* Text segment:
= = =
Knattspyrnufélagið Haukar () is an Icelandic multi-sport club from Hafnarfjörður with divisions in Football, Handball, Basketball, Karate, Skiing & Chess.

Club history

The club was founded on 12 April 1931, when 13 young boys got together in a local KFUM (Icelandic YMCA) house to form a new athletic club in the town. At the club's 3rd meeting, they decided that it would be named Knattspyrnufélagið Haukar.

Facilities

Haukar's home is Ásvellir which has a purpose built arena for Handball and Basketball as well as a grass and artificial turf field
for the Football team.

On 8 October 2009, it was announced that Haukar would play home games in the Pepsi-Deildin at Valur's Vodafonevöllurinn for the next 3 seasons, to be reviewed at the end of each season.

At the same time it was announced that a stand with seating for 500 would be built at Haukar's artificial turf to meet with the regulations of the female Pepsi-Deildin.

Basketball

Men's basketball

The Haukar men's basketball team have won one Icelandic championships. They currently play in Úrvalsdeild karla.

Women's basketball

The Haukar's women's basketball team have won 4 national championships, the last coming in 2018. They currently play in Úrvalsdeild kvenna.
= = =
* Material:
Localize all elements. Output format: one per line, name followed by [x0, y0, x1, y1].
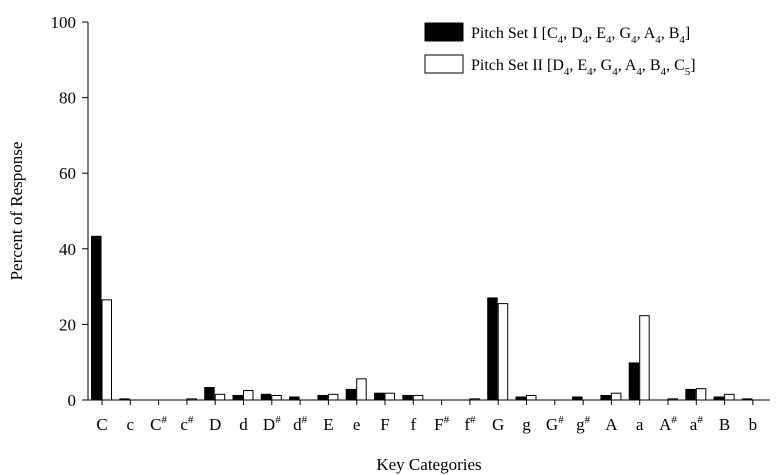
= = =
* What to do:
A: Retype the part of the Haukar club article that begins at the words "Haukar's home is" and stops after the words "the Football team.".
B: According to the Haukar club article, how many boys met to form the club in 1931?

* Responses by task:
A:
Haukar's home is Ásvellir which has a purpose built arena for Handball and Basketball as well as a grass and artificial turf field
for the Football team.

B: 13